## Task details
In the forum thread about Pedigree Chum dried puppy food, what does lady amanda say they currently feed Lady?

## Passage
# pedigree chum dried puppy food ?



## jaimia (May 19, 2011)

hi, im picking my beautiful little girl up on saturday, she is being fed pedigree chum dried puppy food by the breeder and she looks like shes doing really well on it, does anyone know if this is a good food or should i change it, ?


----------



## Mrs Stevo (May 2, 2011)

I don't know about the food she's on at the moment but I will be changing my puppy to natural instinct raw diet. I have started feeding my cats on it and it's marvellous. Hope all goes well on Saturday. I still have a couple of weeks to wait yet x


----------



## jaimia (May 19, 2011)

ive read alot about the raw food on here it does sound good but i dont think im quite ready for that just yet, bit of a wimp lol,


----------



## curt3007 (May 28, 2011)

think I am going to use natural instinct as well


----------



## lady amanda (Nov 26, 2010)

We feed Lady innova puppy, but will likely be switching to the canadian version of NI


----------



## kendal (Jul 16, 2009)

pedigree and bakers to most dogs is like smarties(before they took the adatives out of the blue ones) too kids 

we have a dog in just now that is hyper all the time the first thing we ask is what are they fed on and for the hyper dogs 9 out of 10 will say bakers or ped, thenk about how many colours are in the food (bakers being the worst) think how many aditives are needed, also for some reason morse dogs on Ped tend to do yelow or green poos very strange. 

however some dogs thrive on it and have no issues.


----------



## jaimia (May 19, 2011)

i had heard about bakers but heard nothing about pedigree, do u know of a good dried food i could use and is it ok to change her food while shes still so young ?

## Record extracts
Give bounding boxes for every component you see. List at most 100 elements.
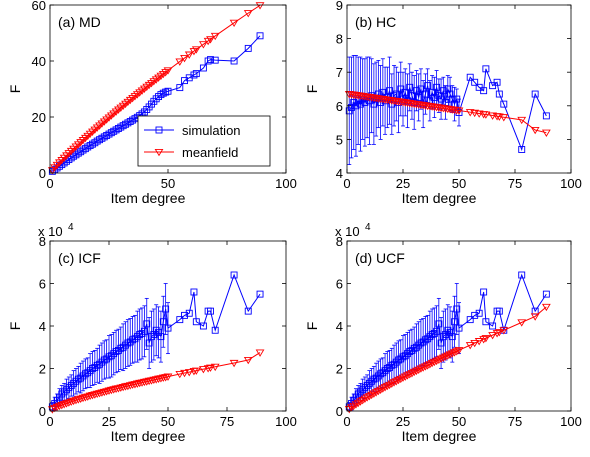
data-point [427, 359, 437, 368]
y-tick-label: 6 [336, 277, 343, 292]
x-tick-label: 75 [220, 414, 234, 429]
data-point [255, 349, 265, 357]
y-tick-label: 8 [336, 234, 343, 249]
data-point [394, 376, 403, 385]
data-point [480, 288, 488, 296]
y-tick-label: 0 [336, 404, 343, 419]
y-tick-label: 7 [336, 65, 343, 80]
data-point [542, 290, 550, 298]
data-point [55, 402, 64, 411]
panel-label: (d) UCF [355, 250, 405, 266]
data-point [450, 349, 459, 357]
data-point [454, 107, 464, 115]
data-point [517, 116, 527, 125]
x-axis-label: Item degree [402, 428, 477, 444]
data-point [356, 398, 365, 406]
data-point [147, 377, 156, 385]
data-point [396, 375, 406, 384]
error-bars [347, 283, 461, 412]
data-point [466, 316, 474, 324]
data-point [184, 369, 194, 377]
data-point [58, 390, 66, 398]
data-point [362, 394, 372, 402]
data-point [96, 360, 104, 368]
y-exponent-power: 4 [365, 222, 371, 233]
data-point [432, 357, 441, 366]
data-point [439, 87, 447, 95]
data-point [78, 394, 88, 403]
x-tick-label: 50 [452, 176, 466, 191]
data-point [157, 333, 165, 341]
data-point [102, 388, 112, 396]
y-axis-label: F [304, 322, 320, 331]
data-point [62, 400, 71, 408]
data-point [164, 324, 172, 332]
data-point [518, 146, 526, 153]
data-point [77, 374, 85, 382]
data-point [57, 402, 67, 410]
legend-entry-simulation: simulation [144, 123, 241, 138]
y-tick-label: 20 [32, 110, 46, 125]
data-point [60, 388, 68, 396]
data-point [192, 318, 200, 326]
data-point [114, 385, 123, 393]
y-tick-label: 40 [32, 54, 46, 69]
data-point [531, 90, 539, 98]
data-point [376, 386, 385, 395]
data-point [356, 388, 364, 396]
data-point [138, 329, 146, 337]
y-exponent: x 10 4 [335, 222, 371, 239]
data-point [143, 320, 151, 328]
data-point [230, 57, 238, 65]
legend-box [137, 115, 271, 167]
y-tick-label: 9 [336, 0, 343, 13]
data-point [206, 364, 215, 372]
data-point [230, 271, 238, 279]
panel-label: (b) HC [355, 14, 396, 30]
data-point [163, 67, 173, 75]
data-point [155, 328, 163, 336]
x-tick-label: 0 [343, 176, 350, 191]
legend: simulation meanfield [137, 115, 271, 167]
x-axis-label: Item degree [111, 428, 186, 444]
series-meanfield [344, 303, 551, 414]
data-point [480, 87, 488, 95]
data-point [488, 332, 497, 340]
data-point [256, 290, 264, 298]
series-simulation [345, 271, 550, 412]
series-meanfield [47, 349, 265, 414]
x-tick-label: 100 [275, 176, 297, 191]
data-point [378, 385, 388, 393]
data-point [207, 56, 214, 64]
x-tick-label: 100 [560, 176, 582, 191]
data-point [210, 32, 220, 41]
data-point [444, 85, 452, 93]
data-point [475, 309, 483, 317]
data-point [156, 375, 166, 383]
data-point [140, 108, 148, 116]
data-point [373, 387, 383, 396]
data-point [243, 10, 253, 18]
data-point [444, 326, 452, 334]
panel-label: (c) ICF [58, 250, 101, 266]
data-point [474, 338, 484, 346]
data-point [409, 368, 419, 377]
y-axis-label: F [7, 322, 23, 331]
data-point [482, 65, 490, 73]
data-point [116, 384, 126, 392]
data-point [371, 389, 381, 397]
data-point [447, 350, 457, 358]
data-point [415, 93, 423, 101]
data-point [95, 390, 104, 398]
data-point [142, 378, 152, 386]
data-point [191, 46, 201, 54]
data-point [184, 51, 194, 59]
data-point [416, 365, 426, 373]
data-point [466, 73, 474, 81]
data-point [391, 378, 401, 386]
data-point [70, 379, 78, 387]
data-point [454, 347, 464, 355]
data-point [481, 335, 491, 343]
data-point [406, 83, 414, 91]
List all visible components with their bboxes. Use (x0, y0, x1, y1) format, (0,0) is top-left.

## Result below
Innova puppy food.